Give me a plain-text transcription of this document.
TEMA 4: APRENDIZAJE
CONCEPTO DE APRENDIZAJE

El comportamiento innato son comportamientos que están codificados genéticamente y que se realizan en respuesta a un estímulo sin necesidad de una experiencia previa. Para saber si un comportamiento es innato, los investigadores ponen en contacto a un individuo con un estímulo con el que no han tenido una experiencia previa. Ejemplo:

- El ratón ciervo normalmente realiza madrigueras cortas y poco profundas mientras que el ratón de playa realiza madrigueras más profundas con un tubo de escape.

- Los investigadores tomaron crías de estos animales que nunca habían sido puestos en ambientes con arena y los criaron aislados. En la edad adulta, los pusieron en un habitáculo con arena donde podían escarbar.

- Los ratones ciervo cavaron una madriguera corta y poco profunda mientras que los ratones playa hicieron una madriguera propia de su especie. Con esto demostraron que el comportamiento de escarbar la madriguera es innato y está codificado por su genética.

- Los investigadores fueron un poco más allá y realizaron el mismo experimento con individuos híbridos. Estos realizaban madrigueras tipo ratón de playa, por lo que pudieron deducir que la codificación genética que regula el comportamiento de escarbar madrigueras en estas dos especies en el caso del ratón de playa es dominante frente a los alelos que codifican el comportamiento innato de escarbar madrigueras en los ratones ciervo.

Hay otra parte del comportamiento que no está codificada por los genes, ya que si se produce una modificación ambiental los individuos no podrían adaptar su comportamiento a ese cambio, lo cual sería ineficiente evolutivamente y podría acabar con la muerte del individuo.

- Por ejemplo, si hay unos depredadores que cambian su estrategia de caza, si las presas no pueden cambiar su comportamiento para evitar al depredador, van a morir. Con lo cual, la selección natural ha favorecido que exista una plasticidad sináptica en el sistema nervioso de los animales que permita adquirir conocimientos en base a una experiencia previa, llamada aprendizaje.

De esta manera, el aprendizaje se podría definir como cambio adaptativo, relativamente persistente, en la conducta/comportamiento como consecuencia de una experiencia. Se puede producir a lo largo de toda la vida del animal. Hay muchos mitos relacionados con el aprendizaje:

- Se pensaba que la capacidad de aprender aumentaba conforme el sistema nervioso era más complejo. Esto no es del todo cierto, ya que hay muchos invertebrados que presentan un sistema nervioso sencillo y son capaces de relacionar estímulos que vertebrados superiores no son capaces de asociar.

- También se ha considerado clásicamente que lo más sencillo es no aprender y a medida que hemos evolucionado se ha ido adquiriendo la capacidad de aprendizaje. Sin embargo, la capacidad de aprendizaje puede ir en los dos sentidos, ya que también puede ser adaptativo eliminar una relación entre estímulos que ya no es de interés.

-*-

**Exercise details**:
For every line in the data above that has the string "poco", return that line.

**Answer to this task**:
- El ratón ciervo normalmente realiza madrigueras cortas y poco profundas mientras que el ratón de playa realiza madrigueras más profundas con un tubo de escape.
- Los ratones ciervo cavaron una madriguera corta y poco profunda mientras que los ratones playa hicieron una madriguera propia de su especie. Con esto demostraron que el comportamiento de escarbar la madriguera es innato y está codificado por su genética.
- Los investigadores fueron un poco más allá y realizaron el mismo experimento con individuos híbridos. Estos realizaban madrigueras tipo ratón de playa, por lo que pudieron deducir que la codificación genética que regula el comportamiento de escarbar madrigueras en estas dos especies en el caso del ratón de playa es dominante frente a los alelos que codifican el comportamiento innato de escarbar madrigueras en los ratones ciervo.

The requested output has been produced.